-- Start Supplied records --

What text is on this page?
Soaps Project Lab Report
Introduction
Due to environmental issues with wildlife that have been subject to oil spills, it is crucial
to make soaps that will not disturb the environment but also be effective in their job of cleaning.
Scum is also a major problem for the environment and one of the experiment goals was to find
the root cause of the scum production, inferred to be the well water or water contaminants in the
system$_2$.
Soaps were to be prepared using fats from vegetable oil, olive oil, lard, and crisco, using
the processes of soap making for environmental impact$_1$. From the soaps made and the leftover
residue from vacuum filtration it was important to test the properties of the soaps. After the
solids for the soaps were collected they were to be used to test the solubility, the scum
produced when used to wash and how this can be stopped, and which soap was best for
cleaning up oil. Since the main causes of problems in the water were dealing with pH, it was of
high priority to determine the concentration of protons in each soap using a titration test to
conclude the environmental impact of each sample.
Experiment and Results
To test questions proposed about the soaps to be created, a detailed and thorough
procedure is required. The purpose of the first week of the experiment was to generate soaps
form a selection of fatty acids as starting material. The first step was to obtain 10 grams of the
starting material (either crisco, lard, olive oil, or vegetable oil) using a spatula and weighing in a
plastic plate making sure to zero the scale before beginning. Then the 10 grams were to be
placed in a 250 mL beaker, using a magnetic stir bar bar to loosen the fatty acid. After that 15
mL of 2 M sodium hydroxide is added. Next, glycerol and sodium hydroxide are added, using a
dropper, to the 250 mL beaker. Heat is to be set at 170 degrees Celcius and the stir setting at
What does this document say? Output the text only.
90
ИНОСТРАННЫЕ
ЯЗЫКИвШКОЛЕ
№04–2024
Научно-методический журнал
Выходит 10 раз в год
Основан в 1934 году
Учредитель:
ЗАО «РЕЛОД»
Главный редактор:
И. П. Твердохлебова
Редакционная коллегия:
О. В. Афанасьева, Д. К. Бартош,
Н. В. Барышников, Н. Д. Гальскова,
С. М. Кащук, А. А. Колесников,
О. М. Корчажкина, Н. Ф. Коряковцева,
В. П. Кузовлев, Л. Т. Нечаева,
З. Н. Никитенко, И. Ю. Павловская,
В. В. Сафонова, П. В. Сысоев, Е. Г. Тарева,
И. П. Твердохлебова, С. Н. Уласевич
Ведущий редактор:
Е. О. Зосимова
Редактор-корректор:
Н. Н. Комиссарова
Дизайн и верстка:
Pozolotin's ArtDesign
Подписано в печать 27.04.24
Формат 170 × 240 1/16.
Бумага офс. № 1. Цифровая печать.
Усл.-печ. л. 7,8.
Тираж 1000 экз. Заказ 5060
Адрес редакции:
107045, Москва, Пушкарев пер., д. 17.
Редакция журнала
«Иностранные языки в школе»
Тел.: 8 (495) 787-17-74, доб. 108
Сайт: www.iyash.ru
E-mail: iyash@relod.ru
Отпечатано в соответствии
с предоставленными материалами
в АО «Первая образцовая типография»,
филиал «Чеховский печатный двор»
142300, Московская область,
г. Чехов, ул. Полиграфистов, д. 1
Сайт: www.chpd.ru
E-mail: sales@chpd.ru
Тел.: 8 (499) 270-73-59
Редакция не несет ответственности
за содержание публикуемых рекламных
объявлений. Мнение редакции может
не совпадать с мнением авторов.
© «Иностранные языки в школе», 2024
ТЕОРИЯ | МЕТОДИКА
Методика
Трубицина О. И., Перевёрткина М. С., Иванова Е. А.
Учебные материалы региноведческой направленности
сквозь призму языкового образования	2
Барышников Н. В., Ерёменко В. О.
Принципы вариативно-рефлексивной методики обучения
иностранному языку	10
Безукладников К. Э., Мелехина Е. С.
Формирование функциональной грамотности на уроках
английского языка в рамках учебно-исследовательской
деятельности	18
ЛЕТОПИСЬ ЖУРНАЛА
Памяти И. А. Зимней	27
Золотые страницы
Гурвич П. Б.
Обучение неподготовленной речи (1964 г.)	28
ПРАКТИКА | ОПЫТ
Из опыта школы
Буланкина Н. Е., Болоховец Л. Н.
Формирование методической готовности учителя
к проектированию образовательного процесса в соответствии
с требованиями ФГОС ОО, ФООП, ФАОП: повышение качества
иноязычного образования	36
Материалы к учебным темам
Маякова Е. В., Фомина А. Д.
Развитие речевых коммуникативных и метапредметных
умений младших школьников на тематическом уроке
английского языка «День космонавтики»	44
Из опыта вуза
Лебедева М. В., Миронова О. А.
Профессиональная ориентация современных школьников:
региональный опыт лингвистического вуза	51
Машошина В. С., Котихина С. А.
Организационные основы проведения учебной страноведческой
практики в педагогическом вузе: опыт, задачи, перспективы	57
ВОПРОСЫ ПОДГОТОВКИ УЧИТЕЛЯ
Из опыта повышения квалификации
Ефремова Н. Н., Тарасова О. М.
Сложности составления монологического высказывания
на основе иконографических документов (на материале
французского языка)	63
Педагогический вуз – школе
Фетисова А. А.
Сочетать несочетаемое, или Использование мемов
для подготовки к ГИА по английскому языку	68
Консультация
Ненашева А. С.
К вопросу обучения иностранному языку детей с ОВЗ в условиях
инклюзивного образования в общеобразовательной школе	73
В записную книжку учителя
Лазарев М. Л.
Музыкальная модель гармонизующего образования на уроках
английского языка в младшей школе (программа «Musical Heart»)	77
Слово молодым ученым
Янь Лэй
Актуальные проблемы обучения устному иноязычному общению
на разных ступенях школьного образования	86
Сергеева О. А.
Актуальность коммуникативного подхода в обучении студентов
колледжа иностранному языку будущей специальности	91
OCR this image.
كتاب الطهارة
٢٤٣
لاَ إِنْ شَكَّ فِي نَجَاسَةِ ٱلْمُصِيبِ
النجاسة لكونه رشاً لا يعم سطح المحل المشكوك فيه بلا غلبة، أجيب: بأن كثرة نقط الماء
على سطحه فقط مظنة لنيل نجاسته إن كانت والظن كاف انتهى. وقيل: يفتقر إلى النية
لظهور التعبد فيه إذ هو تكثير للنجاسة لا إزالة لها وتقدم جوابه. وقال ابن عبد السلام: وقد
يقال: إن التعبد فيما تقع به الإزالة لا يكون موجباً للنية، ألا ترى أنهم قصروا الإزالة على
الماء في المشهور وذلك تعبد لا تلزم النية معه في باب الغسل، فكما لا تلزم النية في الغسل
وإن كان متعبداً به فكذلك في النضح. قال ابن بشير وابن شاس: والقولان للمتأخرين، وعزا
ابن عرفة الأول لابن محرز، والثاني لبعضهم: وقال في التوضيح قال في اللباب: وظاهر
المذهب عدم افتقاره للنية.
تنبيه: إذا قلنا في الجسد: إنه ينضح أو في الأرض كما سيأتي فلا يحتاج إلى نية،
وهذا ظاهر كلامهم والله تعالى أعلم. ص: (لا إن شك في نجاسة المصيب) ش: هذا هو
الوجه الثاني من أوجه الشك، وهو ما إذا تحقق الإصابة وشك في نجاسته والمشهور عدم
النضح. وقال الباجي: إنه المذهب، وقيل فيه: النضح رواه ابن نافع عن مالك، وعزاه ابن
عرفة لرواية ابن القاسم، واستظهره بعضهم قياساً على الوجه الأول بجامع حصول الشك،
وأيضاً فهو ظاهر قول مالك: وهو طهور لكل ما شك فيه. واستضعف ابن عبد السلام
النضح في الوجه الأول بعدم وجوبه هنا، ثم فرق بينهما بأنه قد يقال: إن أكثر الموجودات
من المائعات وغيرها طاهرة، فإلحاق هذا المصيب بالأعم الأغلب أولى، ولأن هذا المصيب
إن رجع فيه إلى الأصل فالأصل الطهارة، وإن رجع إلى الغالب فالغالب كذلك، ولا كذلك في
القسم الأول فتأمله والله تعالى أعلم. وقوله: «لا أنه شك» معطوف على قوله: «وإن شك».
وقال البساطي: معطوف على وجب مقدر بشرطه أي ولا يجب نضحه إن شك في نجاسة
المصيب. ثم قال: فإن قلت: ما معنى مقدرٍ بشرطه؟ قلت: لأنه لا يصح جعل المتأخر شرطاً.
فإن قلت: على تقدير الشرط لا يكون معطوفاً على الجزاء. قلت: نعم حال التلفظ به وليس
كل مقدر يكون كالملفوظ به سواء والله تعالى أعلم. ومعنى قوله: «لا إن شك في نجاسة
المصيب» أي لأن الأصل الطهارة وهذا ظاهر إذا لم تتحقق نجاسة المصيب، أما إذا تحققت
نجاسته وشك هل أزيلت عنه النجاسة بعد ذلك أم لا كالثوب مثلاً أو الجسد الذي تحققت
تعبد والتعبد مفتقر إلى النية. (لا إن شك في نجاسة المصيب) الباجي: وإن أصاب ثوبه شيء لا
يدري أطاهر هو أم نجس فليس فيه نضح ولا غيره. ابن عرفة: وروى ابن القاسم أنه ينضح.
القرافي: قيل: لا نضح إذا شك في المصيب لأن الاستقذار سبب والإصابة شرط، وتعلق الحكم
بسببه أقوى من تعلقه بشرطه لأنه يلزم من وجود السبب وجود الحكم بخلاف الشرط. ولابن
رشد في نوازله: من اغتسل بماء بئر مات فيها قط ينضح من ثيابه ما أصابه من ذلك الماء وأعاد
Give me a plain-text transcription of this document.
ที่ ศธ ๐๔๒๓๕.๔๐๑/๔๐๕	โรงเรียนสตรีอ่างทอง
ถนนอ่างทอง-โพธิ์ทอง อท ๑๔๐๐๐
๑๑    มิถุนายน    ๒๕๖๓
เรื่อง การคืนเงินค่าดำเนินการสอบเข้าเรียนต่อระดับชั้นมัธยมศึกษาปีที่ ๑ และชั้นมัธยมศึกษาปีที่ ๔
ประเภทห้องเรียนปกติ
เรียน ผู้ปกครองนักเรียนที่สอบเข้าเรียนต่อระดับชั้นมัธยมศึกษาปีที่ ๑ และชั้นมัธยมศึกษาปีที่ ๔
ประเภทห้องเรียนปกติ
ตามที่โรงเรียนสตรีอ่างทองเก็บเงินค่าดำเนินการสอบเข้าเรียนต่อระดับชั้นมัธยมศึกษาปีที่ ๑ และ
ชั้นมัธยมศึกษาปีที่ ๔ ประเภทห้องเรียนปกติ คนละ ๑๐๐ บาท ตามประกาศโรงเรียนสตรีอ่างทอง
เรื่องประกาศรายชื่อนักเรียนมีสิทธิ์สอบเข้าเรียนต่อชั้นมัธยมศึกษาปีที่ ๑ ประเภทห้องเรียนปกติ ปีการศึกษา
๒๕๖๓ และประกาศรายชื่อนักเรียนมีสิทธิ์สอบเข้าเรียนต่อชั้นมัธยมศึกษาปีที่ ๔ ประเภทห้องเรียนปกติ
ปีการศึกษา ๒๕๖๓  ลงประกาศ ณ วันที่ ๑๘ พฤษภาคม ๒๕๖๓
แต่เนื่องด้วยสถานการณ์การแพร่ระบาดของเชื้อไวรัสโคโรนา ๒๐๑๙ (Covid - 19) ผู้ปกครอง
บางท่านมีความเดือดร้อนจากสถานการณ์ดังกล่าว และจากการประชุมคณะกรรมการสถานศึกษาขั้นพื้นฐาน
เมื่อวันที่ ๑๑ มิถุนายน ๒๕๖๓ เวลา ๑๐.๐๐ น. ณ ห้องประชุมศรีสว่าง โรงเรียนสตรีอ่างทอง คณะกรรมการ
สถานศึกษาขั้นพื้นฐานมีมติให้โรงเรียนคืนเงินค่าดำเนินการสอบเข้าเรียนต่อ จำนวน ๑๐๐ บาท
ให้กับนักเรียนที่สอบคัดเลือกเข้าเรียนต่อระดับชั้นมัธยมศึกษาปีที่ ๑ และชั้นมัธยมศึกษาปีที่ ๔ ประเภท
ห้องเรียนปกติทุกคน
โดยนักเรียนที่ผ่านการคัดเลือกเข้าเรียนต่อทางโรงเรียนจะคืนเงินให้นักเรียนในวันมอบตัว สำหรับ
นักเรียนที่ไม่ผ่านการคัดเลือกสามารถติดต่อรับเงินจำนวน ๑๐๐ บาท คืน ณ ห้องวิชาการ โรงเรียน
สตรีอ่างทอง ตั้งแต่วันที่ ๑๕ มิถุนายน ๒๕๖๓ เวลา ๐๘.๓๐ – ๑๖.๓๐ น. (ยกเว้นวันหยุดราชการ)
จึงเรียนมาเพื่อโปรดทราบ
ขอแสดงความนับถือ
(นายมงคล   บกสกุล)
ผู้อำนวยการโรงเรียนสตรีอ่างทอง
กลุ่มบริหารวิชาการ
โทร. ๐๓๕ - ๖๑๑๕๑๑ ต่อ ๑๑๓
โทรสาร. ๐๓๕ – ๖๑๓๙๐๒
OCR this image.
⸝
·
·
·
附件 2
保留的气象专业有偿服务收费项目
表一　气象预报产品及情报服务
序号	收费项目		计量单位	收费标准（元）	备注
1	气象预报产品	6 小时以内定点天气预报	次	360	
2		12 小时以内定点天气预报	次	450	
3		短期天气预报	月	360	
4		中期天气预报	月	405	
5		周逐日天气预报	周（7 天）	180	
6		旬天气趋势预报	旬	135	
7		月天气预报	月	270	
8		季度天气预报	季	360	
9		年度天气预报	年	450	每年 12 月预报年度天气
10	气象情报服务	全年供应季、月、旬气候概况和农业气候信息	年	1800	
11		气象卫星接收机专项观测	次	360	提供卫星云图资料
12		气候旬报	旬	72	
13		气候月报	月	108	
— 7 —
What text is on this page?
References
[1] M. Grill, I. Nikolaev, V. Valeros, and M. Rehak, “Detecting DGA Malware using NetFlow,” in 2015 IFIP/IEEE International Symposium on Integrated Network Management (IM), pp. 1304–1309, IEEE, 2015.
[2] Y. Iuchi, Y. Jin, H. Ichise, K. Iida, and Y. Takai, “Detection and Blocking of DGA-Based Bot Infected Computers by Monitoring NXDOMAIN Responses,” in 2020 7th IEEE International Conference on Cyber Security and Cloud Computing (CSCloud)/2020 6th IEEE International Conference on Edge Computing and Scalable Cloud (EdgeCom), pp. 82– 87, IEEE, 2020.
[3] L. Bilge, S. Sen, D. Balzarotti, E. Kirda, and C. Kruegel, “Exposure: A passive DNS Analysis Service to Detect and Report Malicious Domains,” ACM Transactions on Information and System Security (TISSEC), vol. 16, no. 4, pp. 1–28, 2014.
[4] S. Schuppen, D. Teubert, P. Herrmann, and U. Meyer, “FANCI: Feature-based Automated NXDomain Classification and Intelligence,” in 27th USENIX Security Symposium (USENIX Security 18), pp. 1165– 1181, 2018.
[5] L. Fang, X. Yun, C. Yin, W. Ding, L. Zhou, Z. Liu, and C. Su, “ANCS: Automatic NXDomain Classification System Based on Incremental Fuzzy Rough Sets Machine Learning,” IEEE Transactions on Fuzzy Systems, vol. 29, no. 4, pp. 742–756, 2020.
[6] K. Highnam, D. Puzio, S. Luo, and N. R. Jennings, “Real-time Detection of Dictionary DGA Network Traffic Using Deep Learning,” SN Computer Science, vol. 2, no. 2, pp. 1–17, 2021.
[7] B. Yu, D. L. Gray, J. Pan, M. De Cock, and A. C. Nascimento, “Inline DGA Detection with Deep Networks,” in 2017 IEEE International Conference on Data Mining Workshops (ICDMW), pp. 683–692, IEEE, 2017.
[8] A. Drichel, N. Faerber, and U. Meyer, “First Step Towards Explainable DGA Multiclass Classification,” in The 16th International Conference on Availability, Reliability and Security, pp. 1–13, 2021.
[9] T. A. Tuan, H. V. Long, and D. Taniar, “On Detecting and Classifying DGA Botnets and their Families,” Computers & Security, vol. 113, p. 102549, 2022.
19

-- End Supplied records --

[Set problem] Look for the word "นการสอบเข" in every line of the listing and copy the lines that have it.

[Solution for this problem]
เรื่อง การคืนเงินค่าดำเนินการสอบเข้าเรียนต่อระดับชั้นมัธยมศึกษาปีที่ ๑ และชั้นมัธยมศึกษาปีที่ ๔
ตามที่โรงเรียนสตรีอ่างทองเก็บเงินค่าดำเนินการสอบเข้าเรียนต่อระดับชั้นมัธยมศึกษาปีที่ ๑ และ
สถานศึกษาขั้นพื้นฐานมีมติให้โรงเรียนคืนเงินค่าดำเนินการสอบเข้าเรียนต่อ จำนวน ๑๐๐ บาท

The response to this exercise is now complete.